Begin Materials provided
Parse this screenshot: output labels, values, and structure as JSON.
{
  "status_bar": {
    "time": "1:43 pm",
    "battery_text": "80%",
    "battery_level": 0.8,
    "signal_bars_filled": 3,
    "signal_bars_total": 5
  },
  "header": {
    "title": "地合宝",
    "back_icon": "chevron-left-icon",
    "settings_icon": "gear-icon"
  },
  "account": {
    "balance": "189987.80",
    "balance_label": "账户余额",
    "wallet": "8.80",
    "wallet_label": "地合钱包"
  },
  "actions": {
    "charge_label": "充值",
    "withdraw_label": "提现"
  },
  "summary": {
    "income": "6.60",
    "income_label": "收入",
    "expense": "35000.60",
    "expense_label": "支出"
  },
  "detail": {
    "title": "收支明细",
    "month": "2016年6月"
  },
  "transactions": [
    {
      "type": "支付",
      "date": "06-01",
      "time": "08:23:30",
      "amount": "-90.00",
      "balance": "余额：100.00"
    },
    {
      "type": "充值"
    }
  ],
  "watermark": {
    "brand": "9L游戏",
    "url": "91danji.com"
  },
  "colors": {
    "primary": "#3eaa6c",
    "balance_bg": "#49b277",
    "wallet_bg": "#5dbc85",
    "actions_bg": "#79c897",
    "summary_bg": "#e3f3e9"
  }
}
End Materials provided
Required work:
Find and copy every line in the entries above where the string "icon" occurs.

Task result:
    "back_icon": "chevron-left-icon",
    "settings_icon": "gear-icon"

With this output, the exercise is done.